___ Data for this task

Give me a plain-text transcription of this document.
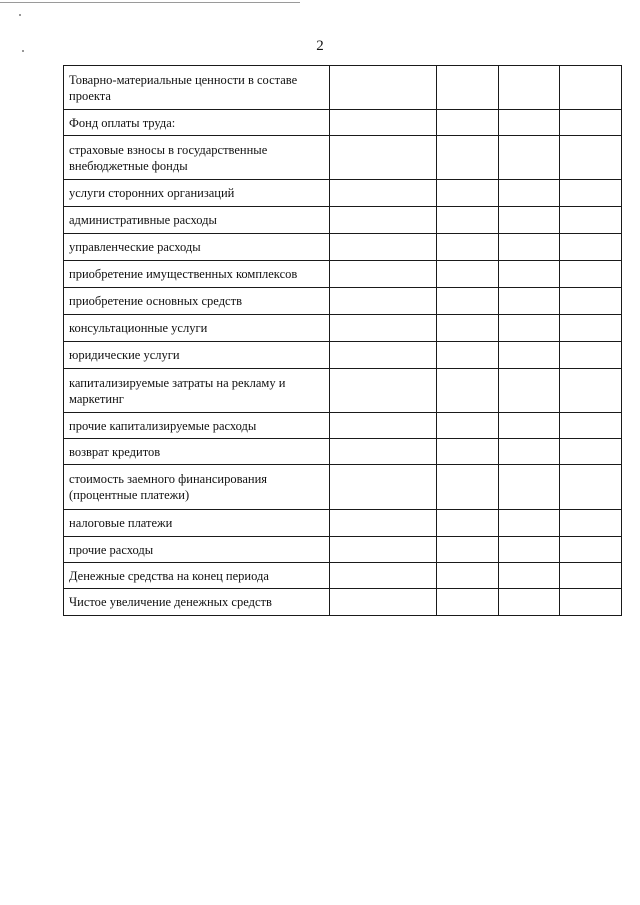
2
Товарно-материальные ценности в составе проекта				
Фонд оплаты труда:				
страховые взносы в государственные внебюджетные фонды				
услуги сторонних организаций				
административные расходы				
управленческие расходы				
приобретение имущественных комплексов				
приобретение основных средств				
консультационные услуги				
юридические услуги				
капитализируемые затраты на рекламу и маркетинг				
прочие капитализируемые расходы				
возврат кредитов				
стоимость заемного финансирования (процентные платежи)				
налоговые платежи				
прочие расходы				
Денежные средства на конец периода				
Чистое увеличение денежных средств				
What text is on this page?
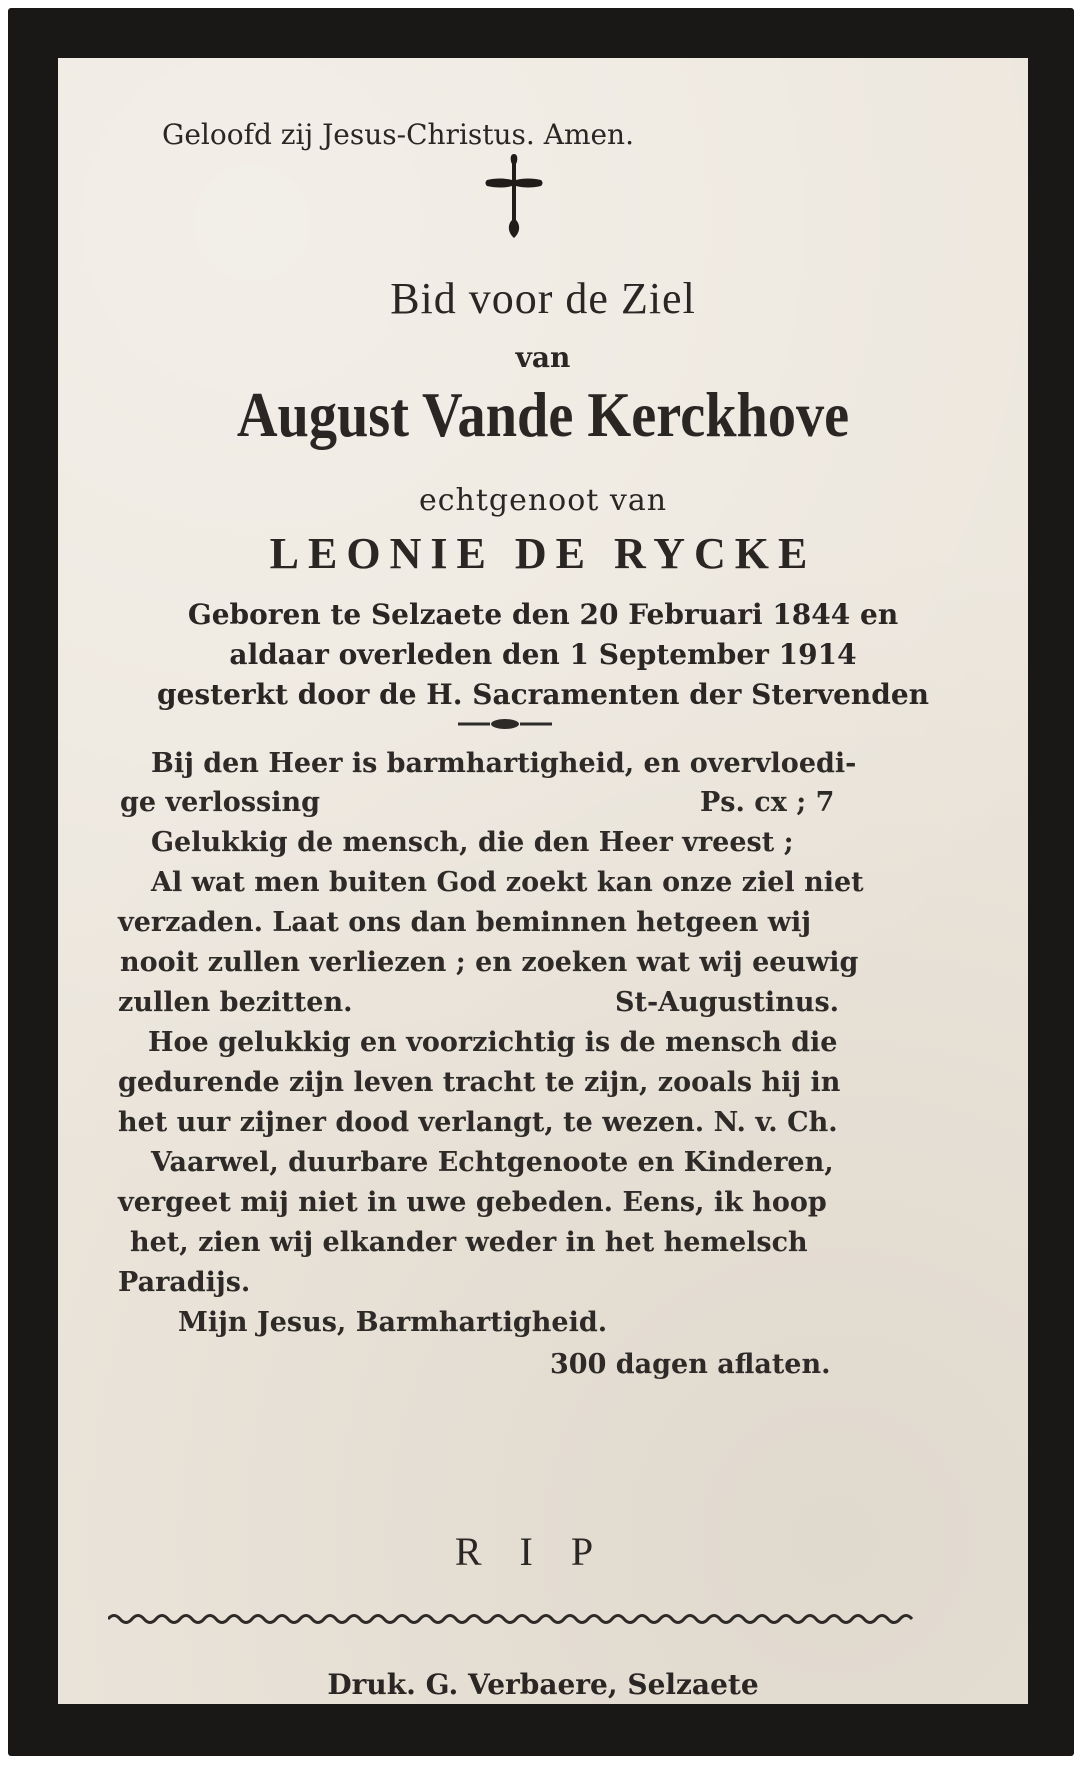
Geloofd zij Jesus-Christus. Amen.
Bid voor de Ziel
van
August Vande Kerckhove
echtgenoot van
LEONIE DE RYCKE
Geboren te Selzaete den 20 Februari 1844 en
aldaar overleden den 1 September 1914
gesterkt door de H. Sacramenten der Stervenden
Bij den Heer is barmhartigheid, en overvloedi-
ge verlossing	Ps. cx ; 7
Gelukkig de mensch, die den Heer vreest ;
Al wat men buiten God zoekt kan onze ziel niet
verzaden. Laat ons dan beminnen hetgeen wij
nooit zullen verliezen ; en zoeken wat wij eeuwig
zullen bezitten.	St-Augustinus.
Hoe gelukkig en voorzichtig is de mensch die
gedurende zijn leven tracht te zijn, zooals hij in
het uur zijner dood verlangt, te wezen. N. v. Ch.
Vaarwel, duurbare Echtgenoote en Kinderen,
vergeet mij niet in uwe gebeden. Eens, ik hoop
het, zien wij elkander weder in het hemelsch
Paradijs.
Mijn Jesus, Barmhartigheid.
300 dagen aflaten.
RIP
Druk. G. Verbaere, Selzaete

______

Each line in the entries above that includes the string "услуги" should be extracted.

услуги сторонних организаций				
консультационные услуги				
юридические услуги				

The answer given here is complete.